JOB
Copy the lines from the one containing "10, 100, 38]" through the one containing "65, 680, 119]", changing "intro-text" to "intro-label" and leaving everything else as it is.

STORED ROWS
+ + +

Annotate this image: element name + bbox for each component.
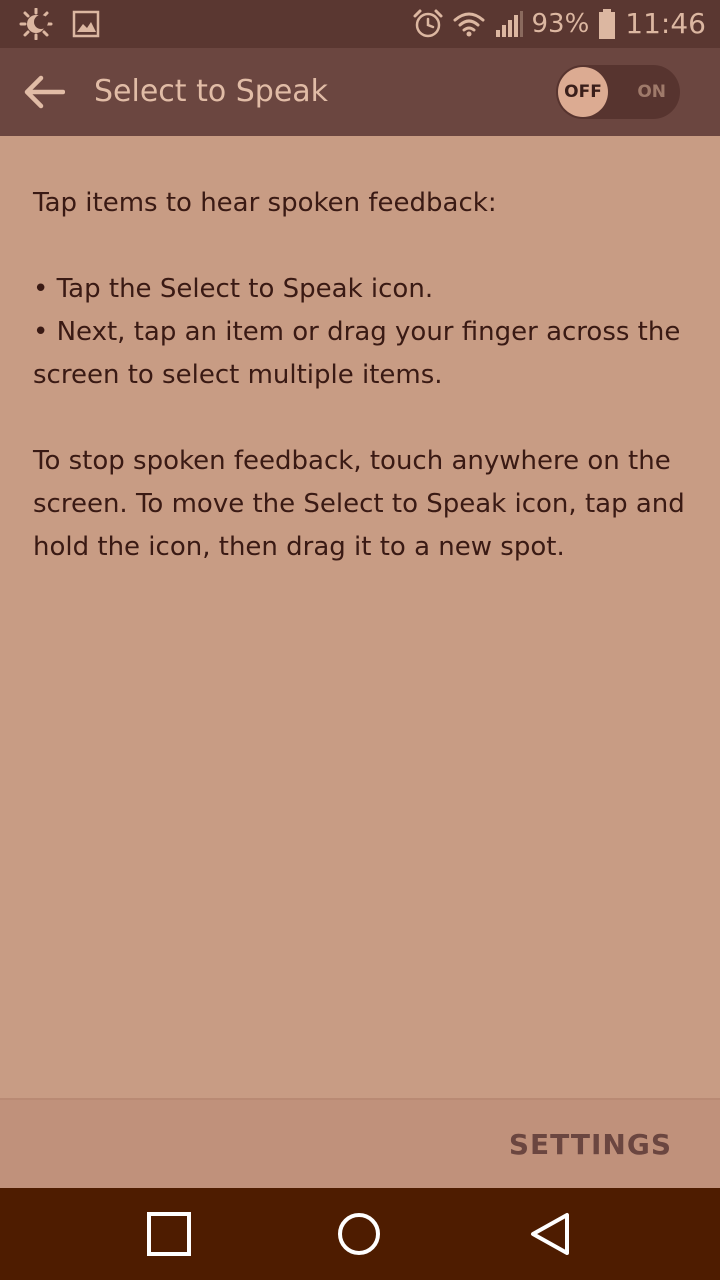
gallery-icon	[72, 10, 100, 38]
toggle-off-label: OFF	[564, 82, 602, 102]
back-arrow-icon	[24, 75, 65, 109]
alarm-icon	[412, 8, 444, 40]
signal-icon	[494, 10, 524, 38]
battery-icon	[597, 8, 617, 40]
status-bar: 93% 11:46	[0, 0, 720, 48]
intro-text: Tap items to hear spoken feedback:	[33, 188, 497, 218]
home-button[interactable]	[335, 1210, 383, 1258]
battery-percent: 93%	[531, 9, 590, 39]
back-nav-icon	[531, 1213, 569, 1255]
service-toggle[interactable]: OFF ON	[556, 65, 680, 119]
toggle-on-label: ON	[637, 82, 666, 102]
bullet-1: • Tap the Select to Speak icon.	[33, 274, 434, 304]
bullet-2: • Next, tap an item or drag your finger …	[33, 317, 681, 390]
recents-button[interactable]	[145, 1210, 193, 1258]
status-left-icons	[18, 8, 100, 40]
status-right-icons: 93% 11:46	[412, 7, 706, 40]
stop-instructions: To stop spoken feedback, touch anywhere …	[33, 446, 685, 562]
back-button[interactable]	[16, 68, 72, 116]
status-time: 11:46	[625, 7, 706, 40]
wifi-icon	[452, 10, 486, 38]
toggle-knob: OFF	[558, 67, 608, 117]
app-bar: Select to Speak OFF ON	[0, 48, 720, 136]
footer-bar: SETTINGS	[0, 1098, 720, 1190]
brightness-icon	[18, 8, 54, 40]
page-title: Select to Speak	[94, 74, 329, 109]
description: Tap items to hear spoken feedback: • Tap…	[33, 182, 693, 569]
home-icon	[338, 1213, 380, 1255]
settings-button[interactable]: SETTINGS	[509, 1124, 672, 1166]
navigation-bar	[0, 1188, 720, 1280]
recents-icon	[147, 1212, 191, 1256]
back-nav-button[interactable]	[526, 1210, 574, 1258]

+ + +

EXPECTED OUTPUT
gallery-icon	[72, 10, 100, 38]
toggle-off-label: OFF	[564, 82, 602, 102]
back-arrow-icon	[24, 75, 65, 109]
alarm-icon	[412, 8, 444, 40]
signal-icon	[494, 10, 524, 38]
battery-icon	[597, 8, 617, 40]
status-bar: 93% 11:46	[0, 0, 720, 48]
intro-label: Tap items to hear spoken feedback:	[33, 188, 497, 218]
home-button[interactable]	[335, 1210, 383, 1258]
battery-percent: 93%	[531, 9, 590, 39]
back-nav-icon	[531, 1213, 569, 1255]
service-toggle[interactable]: OFF ON	[556, 65, 680, 119]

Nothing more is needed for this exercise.